# Written request
Restate the entries word for word, omitting nothing.

___ Data supplied ___

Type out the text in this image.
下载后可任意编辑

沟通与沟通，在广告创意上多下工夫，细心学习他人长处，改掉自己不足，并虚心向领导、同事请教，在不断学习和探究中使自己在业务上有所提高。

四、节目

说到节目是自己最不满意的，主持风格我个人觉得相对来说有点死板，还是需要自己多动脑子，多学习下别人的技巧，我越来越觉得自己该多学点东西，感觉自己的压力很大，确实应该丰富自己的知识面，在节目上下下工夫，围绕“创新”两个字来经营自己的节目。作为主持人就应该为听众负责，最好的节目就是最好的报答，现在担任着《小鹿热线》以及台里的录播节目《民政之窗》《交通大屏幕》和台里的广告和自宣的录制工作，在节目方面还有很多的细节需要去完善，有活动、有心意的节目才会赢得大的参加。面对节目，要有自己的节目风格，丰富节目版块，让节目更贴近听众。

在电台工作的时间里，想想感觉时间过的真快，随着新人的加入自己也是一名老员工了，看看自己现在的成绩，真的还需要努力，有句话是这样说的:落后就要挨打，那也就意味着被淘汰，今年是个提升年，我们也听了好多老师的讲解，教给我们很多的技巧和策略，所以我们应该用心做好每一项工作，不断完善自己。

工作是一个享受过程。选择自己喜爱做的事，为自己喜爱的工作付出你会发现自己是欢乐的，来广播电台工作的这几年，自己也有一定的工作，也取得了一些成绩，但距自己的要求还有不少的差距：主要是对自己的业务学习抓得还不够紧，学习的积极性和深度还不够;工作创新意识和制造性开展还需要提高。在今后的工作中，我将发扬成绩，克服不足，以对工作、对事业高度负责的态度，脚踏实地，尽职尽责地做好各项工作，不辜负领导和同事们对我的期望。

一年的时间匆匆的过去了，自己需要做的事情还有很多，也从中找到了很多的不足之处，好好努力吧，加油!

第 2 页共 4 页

___

# Task response
Type out the text in this image.
下载后可任意编辑

沟通与沟通，在广告创意上多下工夫，细心学习他人长处，改掉自己不足，并虚心向领导、同事请教，在不断学习和探究中使自己在业务上有所提高。

四、节目

说到节目是自己最不满意的，主持风格我个人觉得相对来说有点死板，还是需要自己多动脑子，多学习下别人的技巧，我越来越觉得自己该多学点东西，感觉自己的压力很大，确实应该丰富自己的知识面，在节目上下下工夫，围绕“创新”两个字来经营自己的节目。作为主持人就应该为听众负责，最好的节目就是最好的报答，现在担任着《小鹿热线》以及台里的录播节目《民政之窗》《交通大屏幕》和台里的广告和自宣的录制工作，在节目方面还有很多的细节需要去完善，有活动、有心意的节目才会赢得大的参加。面对节目，要有自己的节目风格，丰富节目版块，让节目更贴近听众。

在电台工作的时间里，想想感觉时间过的真快，随着新人的加入自己也是一名老员工了，看看自己现在的成绩，真的还需要努力，有句话是这样说的:落后就要挨打，那也就意味着被淘汰，今年是个提升年，我们也听了好多老师的讲解，教给我们很多的技巧和策略，所以我们应该用心做好每一项工作，不断完善自己。

工作是一个享受过程。选择自己喜爱做的事，为自己喜爱的工作付出你会发现自己是欢乐的，来广播电台工作的这几年，自己也有一定的工作，也取得了一些成绩，但距自己的要求还有不少的差距：主要是对自己的业务学习抓得还不够紧，学习的积极性和深度还不够;工作创新意识和制造性开展还需要提高。在今后的工作中，我将发扬成绩，克服不足，以对工作、对事业高度负责的态度，脚踏实地，尽职尽责地做好各项工作，不辜负领导和同事们对我的期望。

一年的时间匆匆的过去了，自己需要做的事情还有很多，也从中找到了很多的不足之处，好好努力吧，加油!

第 2 页共 4 页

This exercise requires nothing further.